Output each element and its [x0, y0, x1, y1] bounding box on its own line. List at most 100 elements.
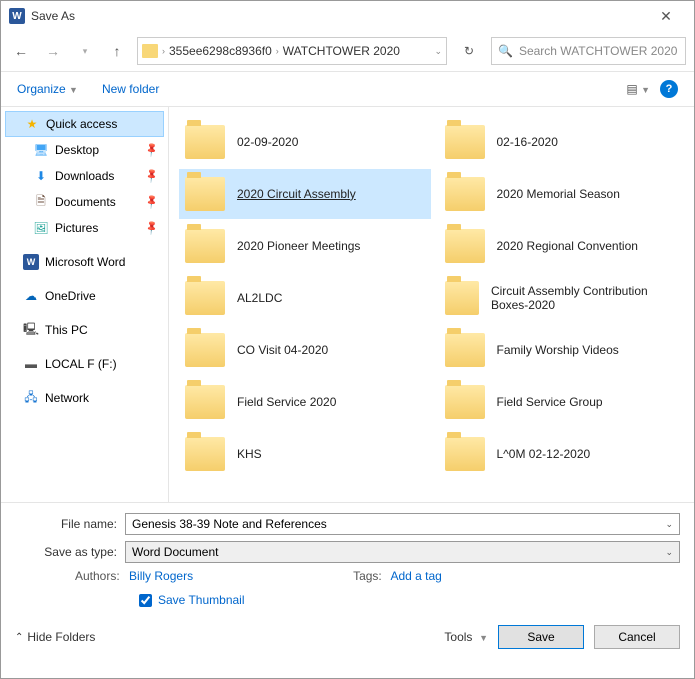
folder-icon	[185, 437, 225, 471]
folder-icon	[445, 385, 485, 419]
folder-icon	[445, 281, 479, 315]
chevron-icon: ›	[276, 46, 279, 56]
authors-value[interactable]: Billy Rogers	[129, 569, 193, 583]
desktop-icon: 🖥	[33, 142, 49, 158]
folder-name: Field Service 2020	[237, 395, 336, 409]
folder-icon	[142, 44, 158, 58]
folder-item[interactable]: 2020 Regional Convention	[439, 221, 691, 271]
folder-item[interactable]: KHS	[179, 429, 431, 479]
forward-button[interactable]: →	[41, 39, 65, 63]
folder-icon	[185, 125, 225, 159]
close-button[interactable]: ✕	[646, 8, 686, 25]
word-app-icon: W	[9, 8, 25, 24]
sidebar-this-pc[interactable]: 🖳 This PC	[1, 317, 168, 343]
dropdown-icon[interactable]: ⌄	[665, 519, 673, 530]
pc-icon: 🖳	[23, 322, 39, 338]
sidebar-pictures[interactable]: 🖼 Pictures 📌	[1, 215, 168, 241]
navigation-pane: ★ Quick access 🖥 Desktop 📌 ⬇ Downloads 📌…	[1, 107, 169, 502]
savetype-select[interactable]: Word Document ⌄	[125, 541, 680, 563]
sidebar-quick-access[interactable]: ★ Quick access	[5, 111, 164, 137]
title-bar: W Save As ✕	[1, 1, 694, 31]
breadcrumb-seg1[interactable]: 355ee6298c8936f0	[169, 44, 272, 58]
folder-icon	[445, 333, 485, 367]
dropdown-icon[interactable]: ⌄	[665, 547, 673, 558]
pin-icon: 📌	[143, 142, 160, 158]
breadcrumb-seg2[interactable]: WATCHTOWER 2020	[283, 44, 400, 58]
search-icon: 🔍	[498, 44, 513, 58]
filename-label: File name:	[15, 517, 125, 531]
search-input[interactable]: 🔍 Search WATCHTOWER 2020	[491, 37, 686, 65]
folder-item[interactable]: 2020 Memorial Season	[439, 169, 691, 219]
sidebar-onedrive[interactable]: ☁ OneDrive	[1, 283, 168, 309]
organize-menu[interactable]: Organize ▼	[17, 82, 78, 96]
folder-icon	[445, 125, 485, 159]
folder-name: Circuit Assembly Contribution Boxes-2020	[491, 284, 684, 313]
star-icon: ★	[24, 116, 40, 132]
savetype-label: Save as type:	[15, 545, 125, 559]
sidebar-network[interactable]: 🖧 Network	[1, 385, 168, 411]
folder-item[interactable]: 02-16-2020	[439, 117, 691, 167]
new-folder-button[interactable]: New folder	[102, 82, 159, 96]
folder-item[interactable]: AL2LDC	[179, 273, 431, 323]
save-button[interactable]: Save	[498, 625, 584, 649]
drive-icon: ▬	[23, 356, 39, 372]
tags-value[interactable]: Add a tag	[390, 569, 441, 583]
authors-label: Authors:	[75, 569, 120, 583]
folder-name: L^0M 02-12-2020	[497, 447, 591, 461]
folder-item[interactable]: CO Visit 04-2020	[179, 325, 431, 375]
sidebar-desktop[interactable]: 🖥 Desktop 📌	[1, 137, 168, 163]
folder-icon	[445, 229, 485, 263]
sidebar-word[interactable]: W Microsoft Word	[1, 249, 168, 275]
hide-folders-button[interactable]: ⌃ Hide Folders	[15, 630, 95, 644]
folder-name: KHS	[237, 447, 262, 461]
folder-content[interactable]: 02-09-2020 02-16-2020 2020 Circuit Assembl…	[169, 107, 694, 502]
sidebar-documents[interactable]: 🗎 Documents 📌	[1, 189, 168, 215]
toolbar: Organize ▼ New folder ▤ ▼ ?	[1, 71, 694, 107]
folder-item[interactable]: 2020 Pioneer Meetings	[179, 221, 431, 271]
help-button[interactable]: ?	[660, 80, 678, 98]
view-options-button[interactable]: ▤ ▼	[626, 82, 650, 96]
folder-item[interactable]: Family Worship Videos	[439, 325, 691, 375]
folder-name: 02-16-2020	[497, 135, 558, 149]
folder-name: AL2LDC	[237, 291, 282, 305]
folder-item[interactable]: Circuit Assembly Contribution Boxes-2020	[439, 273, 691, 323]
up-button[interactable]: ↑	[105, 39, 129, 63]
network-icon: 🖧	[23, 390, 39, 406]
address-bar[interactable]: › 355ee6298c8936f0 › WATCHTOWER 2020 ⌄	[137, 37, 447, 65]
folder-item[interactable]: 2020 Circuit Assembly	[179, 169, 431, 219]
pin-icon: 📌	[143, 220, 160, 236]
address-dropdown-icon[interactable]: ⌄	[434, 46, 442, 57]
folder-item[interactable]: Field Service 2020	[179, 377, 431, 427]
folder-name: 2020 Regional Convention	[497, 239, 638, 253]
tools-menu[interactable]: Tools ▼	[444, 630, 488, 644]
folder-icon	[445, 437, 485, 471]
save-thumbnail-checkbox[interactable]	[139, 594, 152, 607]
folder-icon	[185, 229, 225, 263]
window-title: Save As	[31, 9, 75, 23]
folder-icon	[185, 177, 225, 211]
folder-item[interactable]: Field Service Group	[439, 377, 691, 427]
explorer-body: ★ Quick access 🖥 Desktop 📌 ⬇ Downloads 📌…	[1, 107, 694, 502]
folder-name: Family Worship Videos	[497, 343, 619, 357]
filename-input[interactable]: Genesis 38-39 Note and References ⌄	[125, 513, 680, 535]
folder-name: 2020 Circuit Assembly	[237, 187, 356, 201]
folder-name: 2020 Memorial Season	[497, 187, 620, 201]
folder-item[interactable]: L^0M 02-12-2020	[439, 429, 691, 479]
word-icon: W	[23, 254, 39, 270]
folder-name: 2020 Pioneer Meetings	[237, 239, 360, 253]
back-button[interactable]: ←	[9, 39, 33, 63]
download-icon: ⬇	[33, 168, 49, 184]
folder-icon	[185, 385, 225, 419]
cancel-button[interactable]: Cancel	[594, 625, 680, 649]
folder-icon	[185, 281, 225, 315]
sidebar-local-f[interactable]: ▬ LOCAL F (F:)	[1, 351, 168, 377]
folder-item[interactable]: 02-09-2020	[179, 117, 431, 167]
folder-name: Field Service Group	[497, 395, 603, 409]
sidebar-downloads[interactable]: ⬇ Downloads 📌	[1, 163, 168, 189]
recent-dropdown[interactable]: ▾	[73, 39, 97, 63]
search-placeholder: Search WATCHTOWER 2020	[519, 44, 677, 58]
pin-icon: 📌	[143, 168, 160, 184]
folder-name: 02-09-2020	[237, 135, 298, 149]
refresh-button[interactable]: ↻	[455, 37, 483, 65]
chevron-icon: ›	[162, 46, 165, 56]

==

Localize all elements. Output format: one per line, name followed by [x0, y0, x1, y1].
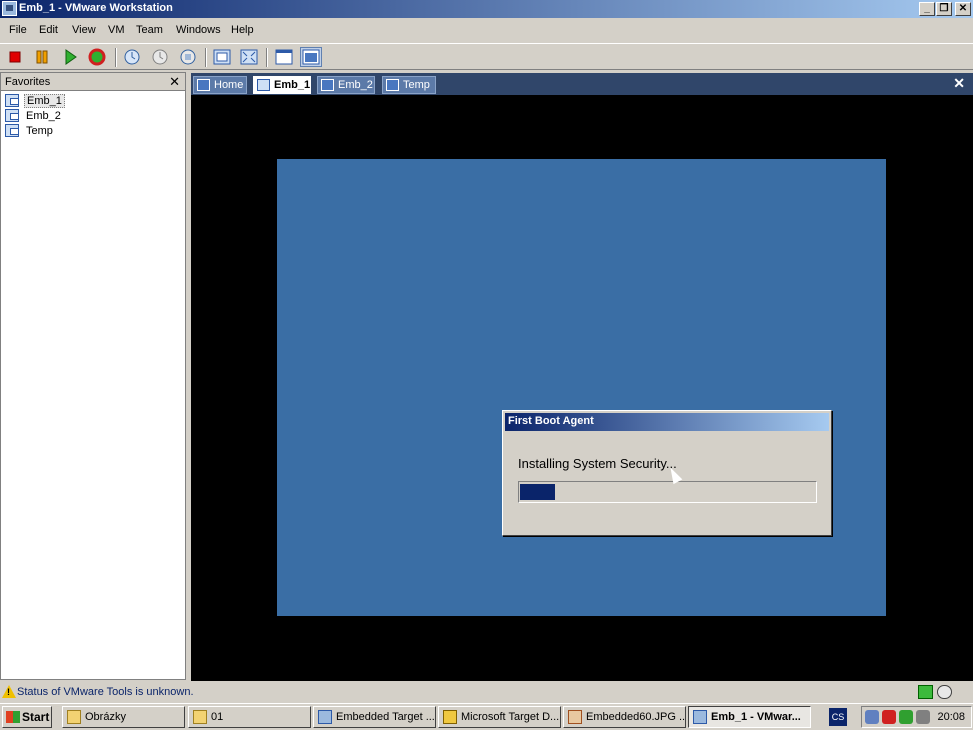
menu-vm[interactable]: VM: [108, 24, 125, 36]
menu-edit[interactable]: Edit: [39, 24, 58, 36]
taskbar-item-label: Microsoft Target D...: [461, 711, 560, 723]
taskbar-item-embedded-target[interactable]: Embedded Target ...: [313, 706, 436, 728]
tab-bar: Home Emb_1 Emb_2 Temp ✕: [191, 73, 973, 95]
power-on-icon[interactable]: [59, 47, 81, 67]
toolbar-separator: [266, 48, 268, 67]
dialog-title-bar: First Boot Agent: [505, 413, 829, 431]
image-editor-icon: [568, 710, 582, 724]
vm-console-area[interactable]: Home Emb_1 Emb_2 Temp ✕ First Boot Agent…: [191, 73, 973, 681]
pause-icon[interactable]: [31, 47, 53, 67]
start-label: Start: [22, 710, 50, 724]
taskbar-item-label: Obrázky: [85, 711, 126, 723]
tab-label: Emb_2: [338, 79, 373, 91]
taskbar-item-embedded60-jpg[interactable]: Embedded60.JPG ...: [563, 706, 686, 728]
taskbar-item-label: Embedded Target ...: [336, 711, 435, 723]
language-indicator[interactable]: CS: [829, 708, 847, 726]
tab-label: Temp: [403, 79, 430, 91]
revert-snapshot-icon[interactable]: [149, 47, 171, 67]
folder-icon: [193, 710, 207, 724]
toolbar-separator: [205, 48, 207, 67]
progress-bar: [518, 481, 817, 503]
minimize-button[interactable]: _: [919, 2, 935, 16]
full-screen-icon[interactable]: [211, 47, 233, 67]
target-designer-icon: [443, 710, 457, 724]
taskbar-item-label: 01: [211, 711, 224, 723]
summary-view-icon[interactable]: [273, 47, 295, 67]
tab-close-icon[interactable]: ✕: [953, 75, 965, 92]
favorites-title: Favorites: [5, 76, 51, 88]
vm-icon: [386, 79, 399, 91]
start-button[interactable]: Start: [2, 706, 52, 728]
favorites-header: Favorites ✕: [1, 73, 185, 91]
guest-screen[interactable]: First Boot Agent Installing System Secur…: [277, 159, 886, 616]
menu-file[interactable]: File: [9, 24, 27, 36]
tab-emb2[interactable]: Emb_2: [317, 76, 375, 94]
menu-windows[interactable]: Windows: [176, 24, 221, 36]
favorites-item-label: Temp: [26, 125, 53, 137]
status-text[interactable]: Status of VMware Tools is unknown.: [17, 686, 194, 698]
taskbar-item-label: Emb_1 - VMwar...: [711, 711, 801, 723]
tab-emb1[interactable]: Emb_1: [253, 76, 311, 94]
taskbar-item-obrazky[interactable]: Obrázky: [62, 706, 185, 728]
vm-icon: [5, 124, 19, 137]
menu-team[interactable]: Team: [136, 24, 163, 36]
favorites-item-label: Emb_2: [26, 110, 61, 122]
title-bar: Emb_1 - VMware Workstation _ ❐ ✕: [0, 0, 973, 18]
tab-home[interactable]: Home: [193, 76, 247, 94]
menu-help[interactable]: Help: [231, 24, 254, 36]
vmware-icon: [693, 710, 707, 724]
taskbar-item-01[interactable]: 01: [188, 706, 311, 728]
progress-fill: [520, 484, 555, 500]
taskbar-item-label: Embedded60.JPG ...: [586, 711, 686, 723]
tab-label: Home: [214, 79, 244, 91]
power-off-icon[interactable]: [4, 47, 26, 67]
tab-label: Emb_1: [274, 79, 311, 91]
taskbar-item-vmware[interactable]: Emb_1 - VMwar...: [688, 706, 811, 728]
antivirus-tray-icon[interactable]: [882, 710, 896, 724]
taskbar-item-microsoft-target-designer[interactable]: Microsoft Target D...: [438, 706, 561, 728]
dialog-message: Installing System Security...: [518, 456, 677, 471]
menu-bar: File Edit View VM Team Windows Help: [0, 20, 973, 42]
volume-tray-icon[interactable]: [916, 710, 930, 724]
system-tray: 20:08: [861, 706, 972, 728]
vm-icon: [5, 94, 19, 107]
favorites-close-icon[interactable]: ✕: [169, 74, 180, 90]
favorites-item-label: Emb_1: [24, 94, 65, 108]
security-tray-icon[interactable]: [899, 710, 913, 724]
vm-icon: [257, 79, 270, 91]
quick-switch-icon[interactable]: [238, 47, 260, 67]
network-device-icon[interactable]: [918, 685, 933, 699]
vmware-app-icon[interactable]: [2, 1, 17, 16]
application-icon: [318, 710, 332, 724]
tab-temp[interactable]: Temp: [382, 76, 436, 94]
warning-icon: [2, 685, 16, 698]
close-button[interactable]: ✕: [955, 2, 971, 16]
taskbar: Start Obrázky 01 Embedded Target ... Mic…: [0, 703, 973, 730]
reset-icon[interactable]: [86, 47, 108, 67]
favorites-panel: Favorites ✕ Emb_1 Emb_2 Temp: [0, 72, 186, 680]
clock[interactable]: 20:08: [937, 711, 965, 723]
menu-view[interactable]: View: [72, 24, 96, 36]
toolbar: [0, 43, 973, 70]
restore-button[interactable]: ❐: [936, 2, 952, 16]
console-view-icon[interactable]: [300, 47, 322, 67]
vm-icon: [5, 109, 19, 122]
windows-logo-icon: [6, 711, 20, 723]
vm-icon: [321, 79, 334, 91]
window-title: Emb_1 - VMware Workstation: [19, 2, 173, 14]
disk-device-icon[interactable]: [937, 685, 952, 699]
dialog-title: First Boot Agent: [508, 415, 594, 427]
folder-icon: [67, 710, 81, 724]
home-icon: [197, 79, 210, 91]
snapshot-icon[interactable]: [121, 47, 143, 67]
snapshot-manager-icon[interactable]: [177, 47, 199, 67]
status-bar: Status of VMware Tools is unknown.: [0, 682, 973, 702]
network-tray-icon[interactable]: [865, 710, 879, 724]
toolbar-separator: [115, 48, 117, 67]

# [Required action]
Collect the lines of the data that carry the word "Downloads".

# [Response box]
navigation-pane: ★ Quick access 🖥 Desktop 📌 ⬇ Downloads 📌…	[1, 107, 169, 502]
explorer-body: ★ Quick access 🖥 Desktop 📌 ⬇ Downloads 📌…	[1, 107, 694, 502]
sidebar-downloads[interactable]: ⬇ Downloads 📌	[1, 163, 168, 189]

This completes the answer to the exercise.